■ **Your goal**
The records below must be copied in full; omit the images.

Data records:
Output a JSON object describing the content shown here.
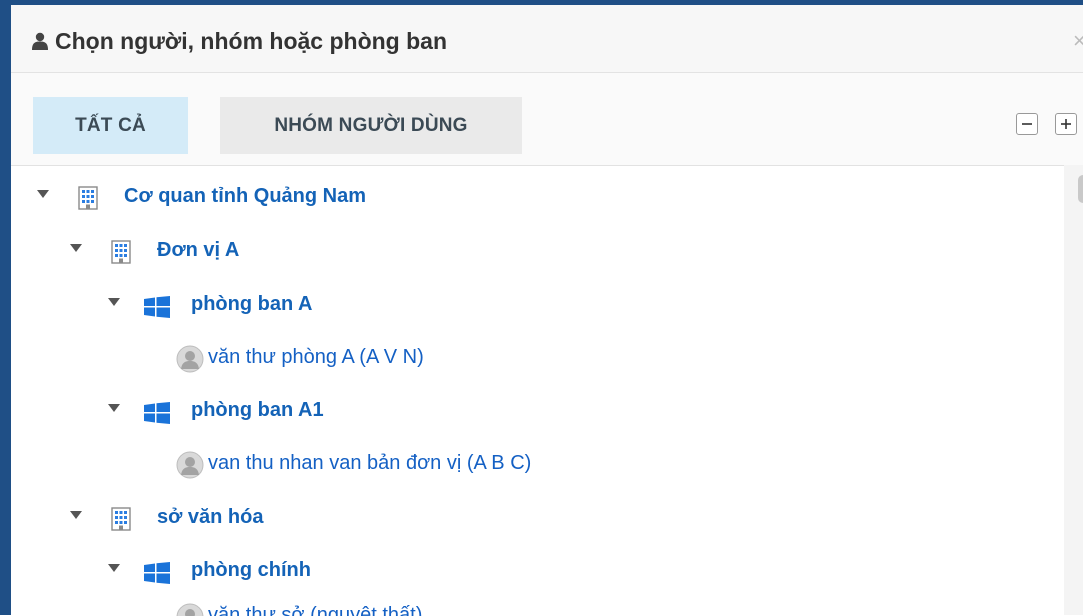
{
  "dialog": {
    "title": "Chọn người, nhóm hoặc phòng ban",
    "close_glyph": "×"
  },
  "tabs": [
    {
      "label": "TẤT CẢ",
      "active": true
    },
    {
      "label": "NHÓM NGƯỜI DÙNG",
      "active": false
    }
  ],
  "tree": {
    "nodes": [
      {
        "type": "org",
        "label": "Cơ quan tỉnh Quảng Nam",
        "expanded": true,
        "icon": "building-icon"
      },
      {
        "type": "org",
        "label": "Đơn vị A",
        "expanded": true,
        "icon": "building-icon"
      },
      {
        "type": "dept",
        "label": "phòng ban A",
        "expanded": true,
        "icon": "windows-icon"
      },
      {
        "type": "user",
        "label": "văn thư phòng A (A V N)",
        "icon": "user-avatar-icon"
      },
      {
        "type": "dept",
        "label": "phòng ban A1",
        "expanded": true,
        "icon": "windows-icon"
      },
      {
        "type": "user",
        "label": "van thu nhan van bản đơn vị (A B C)",
        "icon": "user-avatar-icon"
      },
      {
        "type": "org",
        "label": "sở văn hóa",
        "expanded": true,
        "icon": "building-icon"
      },
      {
        "type": "dept",
        "label": "phòng chính",
        "expanded": true,
        "icon": "windows-icon"
      },
      {
        "type": "user",
        "label": "văn thư sở (nguyệt thất)",
        "icon": "user-avatar-icon"
      }
    ]
  },
  "colors": {
    "frame": "#1f4f86",
    "link": "#1463b7",
    "active_tab": "#d4ebf8",
    "inactive_tab": "#eaeaea",
    "dept_icon": "#1a73d9"
  }
}
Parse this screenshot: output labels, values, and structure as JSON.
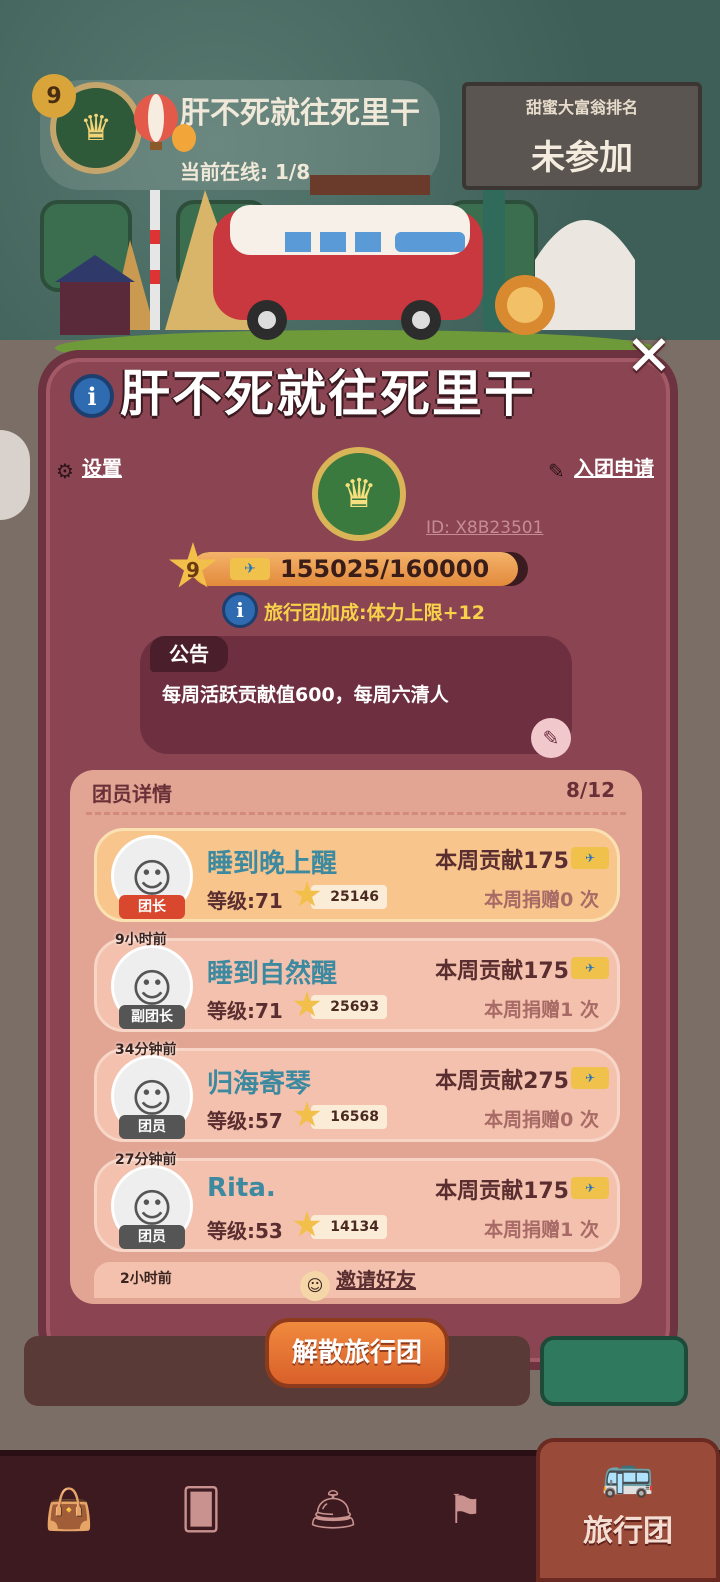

■ **Reply**
Output a JSON object describing the content shown here.
{
  "dialog": {
    "title": "Chọn người, nhóm hoặc phòng ban",
    "close_glyph": "×"
  },
  "tabs": [
    {
      "label": "TẤT CẢ",
      "active": true
    },
    {
      "label": "NHÓM NGƯỜI DÙNG",
      "active": false
    }
  ],
  "tree": {
    "nodes": [
      {
        "type": "org",
        "label": "Cơ quan tỉnh Quảng Nam",
        "expanded": true,
        "icon": "building-icon"
      },
      {
        "type": "org",
        "label": "Đơn vị A",
        "expanded": true,
        "icon": "building-icon"
      },
      {
        "type": "dept",
        "label": "phòng ban A",
        "expanded": true,
        "icon": "windows-icon"
      },
      {
        "type": "user",
        "label": "văn thư phòng A (A V N)",
        "icon": "user-avatar-icon"
      },
      {
        "type": "dept",
        "label": "phòng ban A1",
        "expanded": true,
        "icon": "windows-icon"
      },
      {
        "type": "user",
        "label": "van thu nhan van bản đơn vị (A B C)",
        "icon": "user-avatar-icon"
      },
      {
        "type": "org",
        "label": "sở văn hóa",
        "expanded": true,
        "icon": "building-icon"
      },
      {
        "type": "dept",
        "label": "phòng chính",
        "expanded": true,
        "icon": "windows-icon"
      },
      {
        "type": "user",
        "label": "văn thư sở (nguyệt thất)",
        "icon": "user-avatar-icon"
      }
    ]
  },
  "colors": {
    "frame": "#1f4f86",
    "link": "#1463b7",
    "active_tab": "#d4ebf8",
    "inactive_tab": "#eaeaea",
    "dept_icon": "#1a73d9"
  }
}
Parse this screenshot: output labels, values, and structure as JSON.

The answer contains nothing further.